GOAL OF THE EXERCISE
Write out the full listing again, exactly as it stands.

Data records
[Begin]

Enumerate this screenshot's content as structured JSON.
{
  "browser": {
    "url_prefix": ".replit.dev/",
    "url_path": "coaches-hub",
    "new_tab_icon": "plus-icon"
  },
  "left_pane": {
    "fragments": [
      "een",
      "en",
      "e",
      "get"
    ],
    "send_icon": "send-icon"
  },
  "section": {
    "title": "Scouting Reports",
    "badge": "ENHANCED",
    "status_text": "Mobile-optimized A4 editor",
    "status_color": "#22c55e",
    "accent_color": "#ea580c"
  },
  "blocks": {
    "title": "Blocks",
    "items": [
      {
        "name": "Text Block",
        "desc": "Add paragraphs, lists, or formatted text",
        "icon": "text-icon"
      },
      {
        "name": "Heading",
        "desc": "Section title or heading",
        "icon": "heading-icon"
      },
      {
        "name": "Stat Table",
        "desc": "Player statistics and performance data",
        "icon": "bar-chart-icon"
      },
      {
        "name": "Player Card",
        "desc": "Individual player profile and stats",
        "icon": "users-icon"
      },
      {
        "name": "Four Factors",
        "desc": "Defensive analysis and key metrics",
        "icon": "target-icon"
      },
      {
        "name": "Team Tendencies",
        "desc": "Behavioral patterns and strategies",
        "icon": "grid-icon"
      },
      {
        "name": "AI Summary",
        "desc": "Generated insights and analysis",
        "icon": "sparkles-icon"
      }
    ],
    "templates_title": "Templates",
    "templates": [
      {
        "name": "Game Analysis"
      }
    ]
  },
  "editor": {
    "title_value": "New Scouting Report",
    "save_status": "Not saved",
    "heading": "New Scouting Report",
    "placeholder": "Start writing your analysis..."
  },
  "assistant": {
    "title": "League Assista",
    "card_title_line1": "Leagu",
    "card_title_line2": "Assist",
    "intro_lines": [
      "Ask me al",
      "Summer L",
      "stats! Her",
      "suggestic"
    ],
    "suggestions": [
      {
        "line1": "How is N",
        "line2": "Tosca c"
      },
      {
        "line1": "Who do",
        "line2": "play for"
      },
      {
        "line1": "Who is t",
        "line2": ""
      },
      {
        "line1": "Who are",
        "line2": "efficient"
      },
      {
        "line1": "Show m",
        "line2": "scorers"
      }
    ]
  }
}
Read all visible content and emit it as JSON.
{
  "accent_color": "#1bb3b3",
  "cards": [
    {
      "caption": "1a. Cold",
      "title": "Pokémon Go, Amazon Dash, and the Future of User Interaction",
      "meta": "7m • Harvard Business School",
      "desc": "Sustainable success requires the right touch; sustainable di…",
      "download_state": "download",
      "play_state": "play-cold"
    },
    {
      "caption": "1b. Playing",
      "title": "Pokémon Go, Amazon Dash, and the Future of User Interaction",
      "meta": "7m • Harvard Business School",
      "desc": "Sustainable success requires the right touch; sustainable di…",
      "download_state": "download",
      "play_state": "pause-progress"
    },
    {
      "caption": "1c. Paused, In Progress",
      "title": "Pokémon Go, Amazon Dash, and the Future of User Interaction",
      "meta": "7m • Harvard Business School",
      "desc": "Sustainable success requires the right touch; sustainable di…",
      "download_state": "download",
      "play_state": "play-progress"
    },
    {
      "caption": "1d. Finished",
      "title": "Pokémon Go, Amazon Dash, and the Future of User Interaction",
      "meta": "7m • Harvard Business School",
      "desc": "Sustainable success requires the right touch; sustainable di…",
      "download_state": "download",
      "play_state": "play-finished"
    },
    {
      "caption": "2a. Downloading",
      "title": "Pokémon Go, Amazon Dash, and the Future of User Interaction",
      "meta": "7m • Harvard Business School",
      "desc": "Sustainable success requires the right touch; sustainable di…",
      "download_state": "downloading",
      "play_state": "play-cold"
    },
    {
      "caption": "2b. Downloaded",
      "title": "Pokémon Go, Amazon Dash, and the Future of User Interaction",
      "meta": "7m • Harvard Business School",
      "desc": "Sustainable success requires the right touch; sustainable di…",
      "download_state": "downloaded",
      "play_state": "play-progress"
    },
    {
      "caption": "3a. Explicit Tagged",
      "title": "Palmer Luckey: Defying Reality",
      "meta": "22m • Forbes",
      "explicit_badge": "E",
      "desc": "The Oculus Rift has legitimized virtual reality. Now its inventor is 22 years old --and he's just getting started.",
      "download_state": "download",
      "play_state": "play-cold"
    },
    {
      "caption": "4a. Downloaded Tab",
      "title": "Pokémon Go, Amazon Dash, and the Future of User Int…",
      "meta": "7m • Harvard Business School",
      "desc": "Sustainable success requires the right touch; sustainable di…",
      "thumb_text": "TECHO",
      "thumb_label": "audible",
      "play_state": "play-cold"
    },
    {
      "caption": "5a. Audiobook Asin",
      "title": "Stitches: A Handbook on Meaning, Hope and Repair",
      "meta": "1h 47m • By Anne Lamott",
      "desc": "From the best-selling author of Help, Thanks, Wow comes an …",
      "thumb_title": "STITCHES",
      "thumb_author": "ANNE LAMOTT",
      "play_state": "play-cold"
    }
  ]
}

[End]

RESPONSE FOR THIS EXERCISE
Enumerate this screenshot's content as structured JSON.
{
  "browser": {
    "url_prefix": ".replit.dev/",
    "url_path": "coaches-hub",
    "new_tab_icon": "plus-icon"
  },
  "left_pane": {
    "fragments": [
      "een",
      "en",
      "e",
      "get"
    ],
    "send_icon": "send-icon"
  },
  "section": {
    "title": "Scouting Reports",
    "badge": "ENHANCED",
    "status_text": "Mobile-optimized A4 editor",
    "status_color": "#22c55e",
    "accent_color": "#ea580c"
  },
  "blocks": {
    "title": "Blocks",
    "items": [
      {
        "name": "Text Block",
        "desc": "Add paragraphs, lists, or formatted text",
        "icon": "text-icon"
      },
      {
        "name": "Heading",
        "desc": "Section title or heading",
        "icon": "heading-icon"
      },
      {
        "name": "Stat Table",
        "desc": "Player statistics and performance data",
        "icon": "bar-chart-icon"
      },
      {
        "name": "Player Card",
        "desc": "Individual player profile and stats",
        "icon": "users-icon"
      },
      {
        "name": "Four Factors",
        "desc": "Defensive analysis and key metrics",
        "icon": "target-icon"
      },
      {
        "name": "Team Tendencies",
        "desc": "Behavioral patterns and strategies",
        "icon": "grid-icon"
      },
      {
        "name": "AI Summary",
        "desc": "Generated insights and analysis",
        "icon": "sparkles-icon"
      }
    ],
    "templates_title": "Templates",
    "templates": [
      {
        "name": "Game Analysis"
      }
    ]
  },
  "editor": {
    "title_value": "New Scouting Report",
    "save_status": "Not saved",
    "heading": "New Scouting Report",
    "placeholder": "Start writing your analysis..."
  },
  "assistant": {
    "title": "League Assista",
    "card_title_line1": "Leagu",
    "card_title_line2": "Assist",
    "intro_lines": [
      "Ask me al",
      "Summer L",
      "stats! Her",
      "suggestic"
    ],
    "suggestions": [
      {
        "line1": "How is N",
        "line2": "Tosca c"
      },
      {
        "line1": "Who do",
        "line2": "play for"
      },
      {
        "line1": "Who is t",
        "line2": ""
      },
      {
        "line1": "Who are",
        "line2": "efficient"
      },
      {
        "line1": "Show m",
        "line2": "scorers"
      }
    ]
  }
}
Read all visible content and emit it as JSON.
{
  "accent_color": "#1bb3b3",
  "cards": [
    {
      "caption": "1a. Cold",
      "title": "Pokémon Go, Amazon Dash, and the Future of User Interaction",
      "meta": "7m • Harvard Business School",
      "desc": "Sustainable success requires the right touch; sustainable di…",
      "download_state": "download",
      "play_state": "play-cold"
    },
    {
      "caption": "1b. Playing",
      "title": "Pokémon Go, Amazon Dash, and the Future of User Interaction",
      "meta": "7m • Harvard Business School",
      "desc": "Sustainable success requires the right touch; sustainable di…",
      "download_state": "download",
      "play_state": "pause-progress"
    },
    {
      "caption": "1c. Paused, In Progress",
      "title": "Pokémon Go, Amazon Dash, and the Future of User Interaction",
      "meta": "7m • Harvard Business School",
      "desc": "Sustainable success requires the right touch; sustainable di…",
      "download_state": "download",
      "play_state": "play-progress"
    },
    {
      "caption": "1d. Finished",
      "title": "Pokémon Go, Amazon Dash, and the Future of User Interaction",
      "meta": "7m • Harvard Business School",
      "desc": "Sustainable success requires the right touch; sustainable di…",
      "download_state": "download",
      "play_state": "play-finished"
    },
    {
      "caption": "2a. Downloading",
      "title": "Pokémon Go, Amazon Dash, and the Future of User Interaction",
      "meta": "7m • Harvard Business School",
      "desc": "Sustainable success requires the right touch; sustainable di…",
      "download_state": "downloading",
      "play_state": "play-cold"
    },
    {
      "caption": "2b. Downloaded",
      "title": "Pokémon Go, Amazon Dash, and the Future of User Interaction",
      "meta": "7m • Harvard Business School",
      "desc": "Sustainable success requires the right touch; sustainable di…",
      "download_state": "downloaded",
      "play_state": "play-progress"
    },
    {
      "caption": "3a. Explicit Tagged",
      "title": "Palmer Luckey: Defying Reality",
      "meta": "22m • Forbes",
      "explicit_badge": "E",
      "desc": "The Oculus Rift has legitimized virtual reality. Now its inventor is 22 years old --and he's just getting started.",
      "download_state": "download",
      "play_state": "play-cold"
    },
    {
      "caption": "4a. Downloaded Tab",
      "title": "Pokémon Go, Amazon Dash, and the Future of User Int…",
      "meta": "7m • Harvard Business School",
      "desc": "Sustainable success requires the right touch; sustainable di…",
      "thumb_text": "TECHO",
      "thumb_label": "audible",
      "play_state": "play-cold"
    },
    {
      "caption": "5a. Audiobook Asin",
      "title": "Stitches: A Handbook on Meaning, Hope and Repair",
      "meta": "1h 47m • By Anne Lamott",
      "desc": "From the best-selling author of Help, Thanks, Wow comes an …",
      "thumb_title": "STITCHES",
      "thumb_author": "ANNE LAMOTT",
      "play_state": "play-cold"
    }
  ]
}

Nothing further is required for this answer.